[Challenge] Lines that hold the word "Postvak" should be located and copied.

[Listing]
........
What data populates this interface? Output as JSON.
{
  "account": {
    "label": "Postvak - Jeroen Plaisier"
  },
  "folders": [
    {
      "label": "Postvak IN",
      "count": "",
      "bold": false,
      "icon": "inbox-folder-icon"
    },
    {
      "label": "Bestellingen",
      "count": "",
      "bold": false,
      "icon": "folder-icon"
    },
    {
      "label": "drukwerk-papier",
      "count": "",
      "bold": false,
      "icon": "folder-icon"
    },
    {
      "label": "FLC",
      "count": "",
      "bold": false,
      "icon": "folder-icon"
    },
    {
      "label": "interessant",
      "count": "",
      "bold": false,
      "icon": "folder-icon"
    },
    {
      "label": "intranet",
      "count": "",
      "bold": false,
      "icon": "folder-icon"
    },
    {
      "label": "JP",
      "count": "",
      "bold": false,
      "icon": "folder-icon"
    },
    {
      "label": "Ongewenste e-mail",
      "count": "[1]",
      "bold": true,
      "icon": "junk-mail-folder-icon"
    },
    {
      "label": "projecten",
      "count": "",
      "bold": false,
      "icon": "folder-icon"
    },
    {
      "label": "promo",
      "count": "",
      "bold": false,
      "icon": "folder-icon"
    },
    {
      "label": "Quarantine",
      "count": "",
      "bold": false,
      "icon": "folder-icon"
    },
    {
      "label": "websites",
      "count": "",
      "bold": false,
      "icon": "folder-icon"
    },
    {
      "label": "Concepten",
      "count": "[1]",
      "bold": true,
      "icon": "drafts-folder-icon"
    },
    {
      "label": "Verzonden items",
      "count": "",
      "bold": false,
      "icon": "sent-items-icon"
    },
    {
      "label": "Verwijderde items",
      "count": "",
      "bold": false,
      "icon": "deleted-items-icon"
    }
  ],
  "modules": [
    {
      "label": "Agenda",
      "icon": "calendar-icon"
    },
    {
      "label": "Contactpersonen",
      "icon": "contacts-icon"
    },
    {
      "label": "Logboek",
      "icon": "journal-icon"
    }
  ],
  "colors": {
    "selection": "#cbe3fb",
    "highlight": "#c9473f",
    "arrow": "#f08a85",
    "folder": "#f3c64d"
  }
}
........
[Written answer]
    "label": "Postvak - Jeroen Plaisier"
      "label": "Postvak IN",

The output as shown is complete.